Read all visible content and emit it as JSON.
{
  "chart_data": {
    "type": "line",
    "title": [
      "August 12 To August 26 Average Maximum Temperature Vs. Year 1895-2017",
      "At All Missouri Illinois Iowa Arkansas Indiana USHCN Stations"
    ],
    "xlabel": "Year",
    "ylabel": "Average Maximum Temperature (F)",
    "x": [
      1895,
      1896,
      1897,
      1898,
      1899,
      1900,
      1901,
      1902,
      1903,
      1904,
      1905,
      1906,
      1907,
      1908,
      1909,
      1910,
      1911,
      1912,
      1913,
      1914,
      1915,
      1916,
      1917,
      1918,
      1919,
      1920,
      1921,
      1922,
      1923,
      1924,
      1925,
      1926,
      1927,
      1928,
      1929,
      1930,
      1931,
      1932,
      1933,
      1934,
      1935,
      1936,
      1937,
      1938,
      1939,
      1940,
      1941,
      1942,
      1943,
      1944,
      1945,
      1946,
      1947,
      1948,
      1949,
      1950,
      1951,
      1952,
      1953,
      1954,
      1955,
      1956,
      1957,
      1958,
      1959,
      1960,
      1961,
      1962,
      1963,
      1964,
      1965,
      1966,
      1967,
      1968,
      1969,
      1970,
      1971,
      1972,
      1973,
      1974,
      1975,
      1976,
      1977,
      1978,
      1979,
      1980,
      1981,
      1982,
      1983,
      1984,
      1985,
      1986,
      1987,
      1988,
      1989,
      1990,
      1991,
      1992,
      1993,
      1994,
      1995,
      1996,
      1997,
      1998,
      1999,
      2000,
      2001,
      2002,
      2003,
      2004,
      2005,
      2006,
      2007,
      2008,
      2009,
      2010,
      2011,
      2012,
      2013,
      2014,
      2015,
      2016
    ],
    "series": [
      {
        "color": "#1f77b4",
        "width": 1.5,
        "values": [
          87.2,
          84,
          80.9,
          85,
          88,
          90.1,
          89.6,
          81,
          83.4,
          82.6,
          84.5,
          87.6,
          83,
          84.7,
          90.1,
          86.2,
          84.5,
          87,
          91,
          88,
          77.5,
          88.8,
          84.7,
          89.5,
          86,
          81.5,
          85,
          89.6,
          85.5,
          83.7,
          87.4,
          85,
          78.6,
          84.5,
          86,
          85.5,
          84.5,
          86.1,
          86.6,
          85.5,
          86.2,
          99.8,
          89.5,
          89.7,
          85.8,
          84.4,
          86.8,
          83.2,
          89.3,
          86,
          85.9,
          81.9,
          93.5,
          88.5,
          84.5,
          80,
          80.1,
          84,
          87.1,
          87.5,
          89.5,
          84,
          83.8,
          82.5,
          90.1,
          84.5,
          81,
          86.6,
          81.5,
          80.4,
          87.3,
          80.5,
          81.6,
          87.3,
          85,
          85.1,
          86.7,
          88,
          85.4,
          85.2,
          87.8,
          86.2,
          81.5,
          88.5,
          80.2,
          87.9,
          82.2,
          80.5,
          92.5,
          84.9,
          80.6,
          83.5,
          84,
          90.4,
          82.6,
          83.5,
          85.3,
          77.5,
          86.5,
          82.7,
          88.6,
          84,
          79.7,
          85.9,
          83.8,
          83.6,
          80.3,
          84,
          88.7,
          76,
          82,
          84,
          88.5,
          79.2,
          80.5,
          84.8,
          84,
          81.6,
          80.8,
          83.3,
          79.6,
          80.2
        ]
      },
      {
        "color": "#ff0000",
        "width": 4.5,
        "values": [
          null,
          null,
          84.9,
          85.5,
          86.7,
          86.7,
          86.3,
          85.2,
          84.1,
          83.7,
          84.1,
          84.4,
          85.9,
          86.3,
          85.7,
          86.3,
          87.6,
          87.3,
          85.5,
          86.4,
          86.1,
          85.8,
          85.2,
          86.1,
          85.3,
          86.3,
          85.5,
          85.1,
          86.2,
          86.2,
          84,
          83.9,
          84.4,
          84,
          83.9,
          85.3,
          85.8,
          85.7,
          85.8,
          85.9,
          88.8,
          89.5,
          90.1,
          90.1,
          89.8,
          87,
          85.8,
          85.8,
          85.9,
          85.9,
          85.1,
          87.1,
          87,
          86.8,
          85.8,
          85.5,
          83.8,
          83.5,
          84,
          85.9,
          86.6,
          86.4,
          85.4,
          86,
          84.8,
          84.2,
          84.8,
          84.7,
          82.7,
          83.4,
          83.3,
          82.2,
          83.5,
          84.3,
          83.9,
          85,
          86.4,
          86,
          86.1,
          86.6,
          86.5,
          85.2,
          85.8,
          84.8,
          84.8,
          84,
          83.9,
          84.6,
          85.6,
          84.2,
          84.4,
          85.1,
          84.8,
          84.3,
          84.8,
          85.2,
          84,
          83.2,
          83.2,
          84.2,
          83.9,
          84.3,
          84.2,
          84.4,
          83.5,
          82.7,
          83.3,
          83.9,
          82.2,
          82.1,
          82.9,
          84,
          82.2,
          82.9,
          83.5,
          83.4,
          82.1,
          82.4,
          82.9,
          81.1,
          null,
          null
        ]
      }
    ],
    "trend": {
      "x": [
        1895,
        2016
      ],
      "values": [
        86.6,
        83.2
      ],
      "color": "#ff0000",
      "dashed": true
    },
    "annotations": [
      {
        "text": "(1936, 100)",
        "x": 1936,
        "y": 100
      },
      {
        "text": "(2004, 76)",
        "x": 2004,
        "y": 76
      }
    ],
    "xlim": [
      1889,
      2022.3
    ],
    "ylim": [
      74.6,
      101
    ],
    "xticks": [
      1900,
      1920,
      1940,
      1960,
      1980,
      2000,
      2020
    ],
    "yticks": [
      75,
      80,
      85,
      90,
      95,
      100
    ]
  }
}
────────────────────────────────────────
* Problem *
Please repeat the listing above in full and exactly.

* Right answer *
Read all visible content and emit it as JSON.
{
  "chart_data": {
    "type": "line",
    "title": [
      "August 12 To August 26 Average Maximum Temperature Vs. Year 1895-2017",
      "At All Missouri Illinois Iowa Arkansas Indiana USHCN Stations"
    ],
    "xlabel": "Year",
    "ylabel": "Average Maximum Temperature (F)",
    "x": [
      1895,
      1896,
      1897,
      1898,
      1899,
      1900,
      1901,
      1902,
      1903,
      1904,
      1905,
      1906,
      1907,
      1908,
      1909,
      1910,
      1911,
      1912,
      1913,
      1914,
      1915,
      1916,
      1917,
      1918,
      1919,
      1920,
      1921,
      1922,
      1923,
      1924,
      1925,
      1926,
      1927,
      1928,
      1929,
      1930,
      1931,
      1932,
      1933,
      1934,
      1935,
      1936,
      1937,
      1938,
      1939,
      1940,
      1941,
      1942,
      1943,
      1944,
      1945,
      1946,
      1947,
      1948,
      1949,
      1950,
      1951,
      1952,
      1953,
      1954,
      1955,
      1956,
      1957,
      1958,
      1959,
      1960,
      1961,
      1962,
      1963,
      1964,
      1965,
      1966,
      1967,
      1968,
      1969,
      1970,
      1971,
      1972,
      1973,
      1974,
      1975,
      1976,
      1977,
      1978,
      1979,
      1980,
      1981,
      1982,
      1983,
      1984,
      1985,
      1986,
      1987,
      1988,
      1989,
      1990,
      1991,
      1992,
      1993,
      1994,
      1995,
      1996,
      1997,
      1998,
      1999,
      2000,
      2001,
      2002,
      2003,
      2004,
      2005,
      2006,
      2007,
      2008,
      2009,
      2010,
      2011,
      2012,
      2013,
      2014,
      2015,
      2016
    ],
    "series": [
      {
        "color": "#1f77b4",
        "width": 1.5,
        "values": [
          87.2,
          84,
          80.9,
          85,
          88,
          90.1,
          89.6,
          81,
          83.4,
          82.6,
          84.5,
          87.6,
          83,
          84.7,
          90.1,
          86.2,
          84.5,
          87,
          91,
          88,
          77.5,
          88.8,
          84.7,
          89.5,
          86,
          81.5,
          85,
          89.6,
          85.5,
          83.7,
          87.4,
          85,
          78.6,
          84.5,
          86,
          85.5,
          84.5,
          86.1,
          86.6,
          85.5,
          86.2,
          99.8,
          89.5,
          89.7,
          85.8,
          84.4,
          86.8,
          83.2,
          89.3,
          86,
          85.9,
          81.9,
          93.5,
          88.5,
          84.5,
          80,
          80.1,
          84,
          87.1,
          87.5,
          89.5,
          84,
          83.8,
          82.5,
          90.1,
          84.5,
          81,
          86.6,
          81.5,
          80.4,
          87.3,
          80.5,
          81.6,
          87.3,
          85,
          85.1,
          86.7,
          88,
          85.4,
          85.2,
          87.8,
          86.2,
          81.5,
          88.5,
          80.2,
          87.9,
          82.2,
          80.5,
          92.5,
          84.9,
          80.6,
          83.5,
          84,
          90.4,
          82.6,
          83.5,
          85.3,
          77.5,
          86.5,
          82.7,
          88.6,
          84,
          79.7,
          85.9,
          83.8,
          83.6,
          80.3,
          84,
          88.7,
          76,
          82,
          84,
          88.5,
          79.2,
          80.5,
          84.8,
          84,
          81.6,
          80.8,
          83.3,
          79.6,
          80.2
        ]
      },
      {
        "color": "#ff0000",
        "width": 4.5,
        "values": [
          null,
          null,
          84.9,
          85.5,
          86.7,
          86.7,
          86.3,
          85.2,
          84.1,
          83.7,
          84.1,
          84.4,
          85.9,
          86.3,
          85.7,
          86.3,
          87.6,
          87.3,
          85.5,
          86.4,
          86.1,
          85.8,
          85.2,
          86.1,
          85.3,
          86.3,
          85.5,
          85.1,
          86.2,
          86.2,
          84,
          83.9,
          84.4,
          84,
          83.9,
          85.3,
          85.8,
          85.7,
          85.8,
          85.9,
          88.8,
          89.5,
          90.1,
          90.1,
          89.8,
          87,
          85.8,
          85.8,
          85.9,
          85.9,
          85.1,
          87.1,
          87,
          86.8,
          85.8,
          85.5,
          83.8,
          83.5,
          84,
          85.9,
          86.6,
          86.4,
          85.4,
          86,
          84.8,
          84.2,
          84.8,
          84.7,
          82.7,
          83.4,
          83.3,
          82.2,
          83.5,
          84.3,
          83.9,
          85,
          86.4,
          86,
          86.1,
          86.6,
          86.5,
          85.2,
          85.8,
          84.8,
          84.8,
          84,
          83.9,
          84.6,
          85.6,
          84.2,
          84.4,
          85.1,
          84.8,
          84.3,
          84.8,
          85.2,
          84,
          83.2,
          83.2,
          84.2,
          83.9,
          84.3,
          84.2,
          84.4,
          83.5,
          82.7,
          83.3,
          83.9,
          82.2,
          82.1,
          82.9,
          84,
          82.2,
          82.9,
          83.5,
          83.4,
          82.1,
          82.4,
          82.9,
          81.1,
          null,
          null
        ]
      }
    ],
    "trend": {
      "x": [
        1895,
        2016
      ],
      "values": [
        86.6,
        83.2
      ],
      "color": "#ff0000",
      "dashed": true
    },
    "annotations": [
      {
        "text": "(1936, 100)",
        "x": 1936,
        "y": 100
      },
      {
        "text": "(2004, 76)",
        "x": 2004,
        "y": 76
      }
    ],
    "xlim": [
      1889,
      2022.3
    ],
    "ylim": [
      74.6,
      101
    ],
    "xticks": [
      1900,
      1920,
      1940,
      1960,
      1980,
      2000,
      2020
    ],
    "yticks": [
      75,
      80,
      85,
      90,
      95,
      100
    ]
  }
}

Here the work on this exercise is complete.